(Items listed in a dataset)
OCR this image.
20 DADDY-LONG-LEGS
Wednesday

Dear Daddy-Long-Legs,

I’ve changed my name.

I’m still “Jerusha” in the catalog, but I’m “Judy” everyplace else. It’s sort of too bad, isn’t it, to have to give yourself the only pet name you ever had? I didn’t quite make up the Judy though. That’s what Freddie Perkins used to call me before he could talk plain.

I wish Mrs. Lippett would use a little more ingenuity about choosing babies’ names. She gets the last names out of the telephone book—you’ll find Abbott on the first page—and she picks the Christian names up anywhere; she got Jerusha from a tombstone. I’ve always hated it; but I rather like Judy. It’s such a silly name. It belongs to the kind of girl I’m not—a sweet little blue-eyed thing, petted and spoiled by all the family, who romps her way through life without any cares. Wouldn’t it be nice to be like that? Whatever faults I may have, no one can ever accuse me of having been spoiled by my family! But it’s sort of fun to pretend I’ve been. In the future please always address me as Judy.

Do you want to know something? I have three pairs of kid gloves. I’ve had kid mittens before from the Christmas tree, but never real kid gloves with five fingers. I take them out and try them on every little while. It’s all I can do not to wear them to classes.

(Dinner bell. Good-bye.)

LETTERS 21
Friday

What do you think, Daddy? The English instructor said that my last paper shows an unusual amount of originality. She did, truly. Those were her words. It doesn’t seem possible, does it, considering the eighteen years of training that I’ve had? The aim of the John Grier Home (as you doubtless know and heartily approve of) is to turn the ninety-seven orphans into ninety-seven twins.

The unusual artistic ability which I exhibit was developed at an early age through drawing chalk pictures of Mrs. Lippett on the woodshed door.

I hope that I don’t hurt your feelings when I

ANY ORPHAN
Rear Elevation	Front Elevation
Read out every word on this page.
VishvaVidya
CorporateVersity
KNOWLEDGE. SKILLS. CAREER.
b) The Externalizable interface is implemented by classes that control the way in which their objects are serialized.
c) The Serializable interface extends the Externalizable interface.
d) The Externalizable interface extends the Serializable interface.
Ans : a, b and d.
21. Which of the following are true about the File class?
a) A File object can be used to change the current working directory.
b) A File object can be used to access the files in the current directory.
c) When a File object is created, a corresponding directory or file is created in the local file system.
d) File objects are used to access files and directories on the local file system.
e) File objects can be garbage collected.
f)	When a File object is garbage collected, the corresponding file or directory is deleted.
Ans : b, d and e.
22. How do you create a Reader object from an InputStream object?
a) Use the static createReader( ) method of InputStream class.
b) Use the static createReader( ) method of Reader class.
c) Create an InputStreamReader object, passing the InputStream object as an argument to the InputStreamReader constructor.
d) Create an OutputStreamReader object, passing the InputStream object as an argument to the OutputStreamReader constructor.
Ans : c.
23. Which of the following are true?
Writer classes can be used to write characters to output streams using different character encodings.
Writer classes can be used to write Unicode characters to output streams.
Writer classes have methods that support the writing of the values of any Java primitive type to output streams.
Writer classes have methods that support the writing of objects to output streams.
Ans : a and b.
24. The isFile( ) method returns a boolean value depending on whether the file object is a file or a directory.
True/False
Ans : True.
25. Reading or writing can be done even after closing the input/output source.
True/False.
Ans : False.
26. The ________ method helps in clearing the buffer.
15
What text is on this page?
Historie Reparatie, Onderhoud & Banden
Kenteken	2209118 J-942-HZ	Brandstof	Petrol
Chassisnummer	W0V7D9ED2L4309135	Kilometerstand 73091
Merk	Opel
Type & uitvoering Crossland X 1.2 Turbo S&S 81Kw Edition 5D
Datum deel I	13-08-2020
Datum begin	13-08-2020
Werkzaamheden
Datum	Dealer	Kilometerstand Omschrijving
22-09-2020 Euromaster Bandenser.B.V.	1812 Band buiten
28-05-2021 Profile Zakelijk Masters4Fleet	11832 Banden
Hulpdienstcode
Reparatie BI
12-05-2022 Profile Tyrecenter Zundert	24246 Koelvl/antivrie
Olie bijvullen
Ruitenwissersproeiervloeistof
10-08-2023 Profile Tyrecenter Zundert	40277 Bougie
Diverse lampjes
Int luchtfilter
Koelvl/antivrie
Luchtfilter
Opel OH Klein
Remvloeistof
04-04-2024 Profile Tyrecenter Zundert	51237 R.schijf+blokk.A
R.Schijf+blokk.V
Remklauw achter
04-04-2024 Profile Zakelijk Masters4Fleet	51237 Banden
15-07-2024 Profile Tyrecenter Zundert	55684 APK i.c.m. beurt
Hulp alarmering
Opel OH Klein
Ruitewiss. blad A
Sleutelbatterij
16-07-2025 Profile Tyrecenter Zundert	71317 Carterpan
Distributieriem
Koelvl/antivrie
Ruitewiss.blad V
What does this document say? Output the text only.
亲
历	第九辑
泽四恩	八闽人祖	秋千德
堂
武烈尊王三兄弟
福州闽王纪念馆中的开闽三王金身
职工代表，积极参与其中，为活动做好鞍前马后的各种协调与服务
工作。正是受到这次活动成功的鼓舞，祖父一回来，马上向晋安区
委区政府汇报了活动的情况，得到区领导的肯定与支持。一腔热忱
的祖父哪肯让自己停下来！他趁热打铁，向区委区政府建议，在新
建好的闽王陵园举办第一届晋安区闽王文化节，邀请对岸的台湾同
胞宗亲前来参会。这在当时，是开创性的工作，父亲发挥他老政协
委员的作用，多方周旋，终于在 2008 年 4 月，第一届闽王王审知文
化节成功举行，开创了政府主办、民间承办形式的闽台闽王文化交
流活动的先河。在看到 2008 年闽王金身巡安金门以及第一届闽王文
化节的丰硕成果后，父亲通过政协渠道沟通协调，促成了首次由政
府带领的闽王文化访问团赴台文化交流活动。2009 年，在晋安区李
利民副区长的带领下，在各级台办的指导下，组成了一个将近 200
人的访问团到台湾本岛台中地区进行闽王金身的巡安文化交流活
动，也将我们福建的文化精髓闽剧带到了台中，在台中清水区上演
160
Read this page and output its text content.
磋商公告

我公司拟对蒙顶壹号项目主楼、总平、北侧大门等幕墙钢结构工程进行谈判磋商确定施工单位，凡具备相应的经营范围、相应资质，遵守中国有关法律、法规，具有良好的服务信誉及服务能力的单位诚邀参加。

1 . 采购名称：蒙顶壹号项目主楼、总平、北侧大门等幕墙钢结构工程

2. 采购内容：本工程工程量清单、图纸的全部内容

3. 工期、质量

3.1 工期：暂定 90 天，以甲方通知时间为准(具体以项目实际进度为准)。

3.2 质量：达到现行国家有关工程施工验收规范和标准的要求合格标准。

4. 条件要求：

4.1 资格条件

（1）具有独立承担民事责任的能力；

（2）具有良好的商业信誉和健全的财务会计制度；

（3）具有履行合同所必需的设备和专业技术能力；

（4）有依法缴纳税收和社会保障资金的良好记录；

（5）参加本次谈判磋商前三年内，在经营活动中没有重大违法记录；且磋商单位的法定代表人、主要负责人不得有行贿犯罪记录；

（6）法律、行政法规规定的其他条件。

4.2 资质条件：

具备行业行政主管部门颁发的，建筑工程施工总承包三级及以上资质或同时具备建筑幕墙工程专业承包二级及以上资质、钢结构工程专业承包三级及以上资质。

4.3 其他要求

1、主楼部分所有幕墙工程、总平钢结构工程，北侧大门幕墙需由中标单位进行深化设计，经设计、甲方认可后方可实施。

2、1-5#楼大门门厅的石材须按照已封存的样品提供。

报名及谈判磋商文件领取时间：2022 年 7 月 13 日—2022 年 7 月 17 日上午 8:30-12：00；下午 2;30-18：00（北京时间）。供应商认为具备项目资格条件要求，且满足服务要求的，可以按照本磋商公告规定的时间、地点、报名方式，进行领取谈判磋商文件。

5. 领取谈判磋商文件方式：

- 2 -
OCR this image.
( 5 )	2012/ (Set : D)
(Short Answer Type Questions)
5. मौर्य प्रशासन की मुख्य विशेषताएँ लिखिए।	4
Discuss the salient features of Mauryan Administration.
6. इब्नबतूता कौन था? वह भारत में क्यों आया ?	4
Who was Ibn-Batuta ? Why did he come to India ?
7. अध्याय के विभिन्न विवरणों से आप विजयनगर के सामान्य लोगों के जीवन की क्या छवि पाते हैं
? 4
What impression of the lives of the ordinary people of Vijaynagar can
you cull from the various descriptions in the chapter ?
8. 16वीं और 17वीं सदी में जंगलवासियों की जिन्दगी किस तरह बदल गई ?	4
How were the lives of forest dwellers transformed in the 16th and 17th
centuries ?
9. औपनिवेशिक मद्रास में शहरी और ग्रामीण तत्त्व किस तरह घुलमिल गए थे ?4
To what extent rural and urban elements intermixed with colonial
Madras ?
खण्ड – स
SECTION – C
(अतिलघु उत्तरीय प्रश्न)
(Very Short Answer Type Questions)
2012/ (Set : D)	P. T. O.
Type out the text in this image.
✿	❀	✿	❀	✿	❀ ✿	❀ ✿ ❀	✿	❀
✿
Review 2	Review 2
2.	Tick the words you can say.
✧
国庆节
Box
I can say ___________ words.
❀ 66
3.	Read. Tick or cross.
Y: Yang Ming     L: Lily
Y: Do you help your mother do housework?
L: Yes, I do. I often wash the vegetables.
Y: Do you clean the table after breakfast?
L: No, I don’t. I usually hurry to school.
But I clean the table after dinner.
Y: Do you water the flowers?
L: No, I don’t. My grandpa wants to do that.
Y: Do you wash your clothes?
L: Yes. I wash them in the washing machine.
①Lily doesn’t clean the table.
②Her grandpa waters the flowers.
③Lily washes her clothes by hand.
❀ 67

What is asked:
The lines to reproduce run from the line containing "Type out the text in this image." to the end of the listing; write them out exactly and add nothing.

Output for this task:
Type out the text in this image.
✿	❀	✿	❀	✿	❀ ✿	❀ ✿ ❀	✿	❀
✿
Review 2	Review 2
2.	Tick the words you can say.
✧
国庆节
Box
I can say ___________ words.
❀ 66
3.	Read. Tick or cross.
Y: Yang Ming     L: Lily
Y: Do you help your mother do housework?
L: Yes, I do. I often wash the vegetables.
Y: Do you clean the table after breakfast?
L: No, I don’t. I usually hurry to school.
But I clean the table after dinner.
Y: Do you water the flowers?
L: No, I don’t. My grandpa wants to do that.
Y: Do you wash your clothes?
L: Yes. I wash them in the washing machine.
①Lily doesn’t clean the table.
②Her grandpa waters the flowers.
③Lily washes her clothes by hand.
❀ 67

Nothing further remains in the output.